Records contained in a dataset
---
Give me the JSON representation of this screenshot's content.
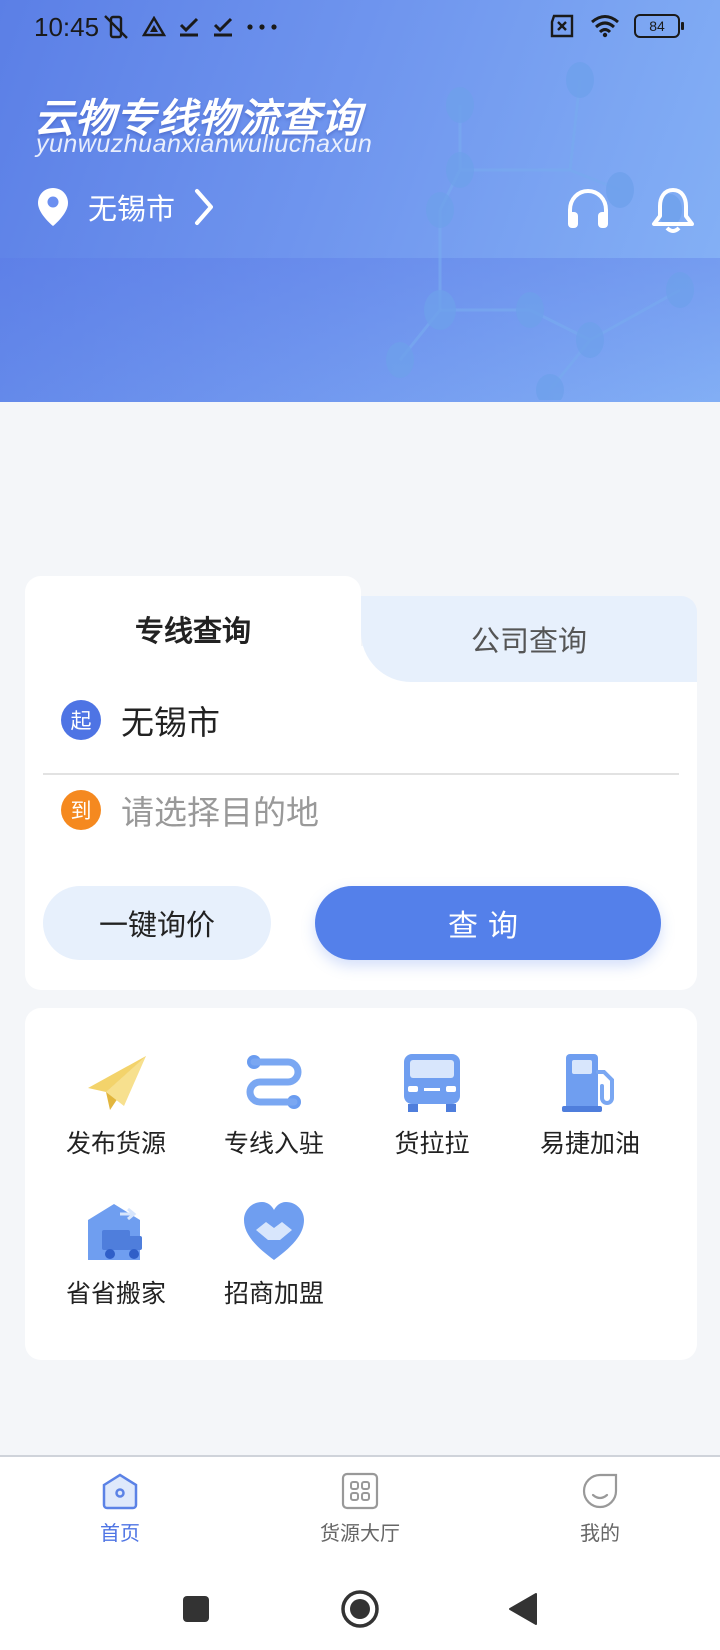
{
  "status_bar": {
    "time": "10:45",
    "battery": "84",
    "icons": [
      "vibrate-off-icon",
      "drive-icon",
      "check-icon",
      "check-icon",
      "more-dots-icon",
      "sim-off-icon",
      "wifi-icon",
      "battery-icon"
    ]
  },
  "header": {
    "title": "云物专线物流查询",
    "subtitle": "yunwuzhuanxianwuliuchaxun",
    "city": "无锡市",
    "actions": [
      "headset-icon",
      "bell-icon"
    ]
  },
  "search": {
    "tabs": [
      {
        "label": "专线查询",
        "active": true
      },
      {
        "label": "公司查询",
        "active": false
      }
    ],
    "start_badge": "起",
    "start_value": "无锡市",
    "end_badge": "到",
    "end_placeholder": "请选择目的地",
    "quote_button": "一键询价",
    "query_button": "查询"
  },
  "services": [
    {
      "label": "发布货源",
      "icon": "paper-plane-icon"
    },
    {
      "label": "专线入驻",
      "icon": "route-icon"
    },
    {
      "label": "货拉拉",
      "icon": "van-icon"
    },
    {
      "label": "易捷加油",
      "icon": "fuel-pump-icon"
    },
    {
      "label": "省省搬家",
      "icon": "moving-truck-icon"
    },
    {
      "label": "招商加盟",
      "icon": "handshake-heart-icon"
    }
  ],
  "tabbar": [
    {
      "label": "首页",
      "icon": "home-icon",
      "active": true
    },
    {
      "label": "货源大厅",
      "icon": "grid-icon",
      "active": false
    },
    {
      "label": "我的",
      "icon": "profile-icon",
      "active": false
    }
  ],
  "colors": {
    "accent": "#5480EA",
    "start_dot": "#4E74E4",
    "end_dot": "#F5891F",
    "tab_inactive_bg": "#E7F0FC",
    "page_bg": "#F4F6F9"
  }
}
---
* **The problem**:
Give all the lines above again, character for character, without pictures.

* **Output**:
Give me the JSON representation of this screenshot's content.
{
  "status_bar": {
    "time": "10:45",
    "battery": "84",
    "icons": [
      "vibrate-off-icon",
      "drive-icon",
      "check-icon",
      "check-icon",
      "more-dots-icon",
      "sim-off-icon",
      "wifi-icon",
      "battery-icon"
    ]
  },
  "header": {
    "title": "云物专线物流查询",
    "subtitle": "yunwuzhuanxianwuliuchaxun",
    "city": "无锡市",
    "actions": [
      "headset-icon",
      "bell-icon"
    ]
  },
  "search": {
    "tabs": [
      {
        "label": "专线查询",
        "active": true
      },
      {
        "label": "公司查询",
        "active": false
      }
    ],
    "start_badge": "起",
    "start_value": "无锡市",
    "end_badge": "到",
    "end_placeholder": "请选择目的地",
    "quote_button": "一键询价",
    "query_button": "查询"
  },
  "services": [
    {
      "label": "发布货源",
      "icon": "paper-plane-icon"
    },
    {
      "label": "专线入驻",
      "icon": "route-icon"
    },
    {
      "label": "货拉拉",
      "icon": "van-icon"
    },
    {
      "label": "易捷加油",
      "icon": "fuel-pump-icon"
    },
    {
      "label": "省省搬家",
      "icon": "moving-truck-icon"
    },
    {
      "label": "招商加盟",
      "icon": "handshake-heart-icon"
    }
  ],
  "tabbar": [
    {
      "label": "首页",
      "icon": "home-icon",
      "active": true
    },
    {
      "label": "货源大厅",
      "icon": "grid-icon",
      "active": false
    },
    {
      "label": "我的",
      "icon": "profile-icon",
      "active": false
    }
  ],
  "colors": {
    "accent": "#5480EA",
    "start_dot": "#4E74E4",
    "end_dot": "#F5891F",
    "tab_inactive_bg": "#E7F0FC",
    "page_bg": "#F4F6F9"
  }
}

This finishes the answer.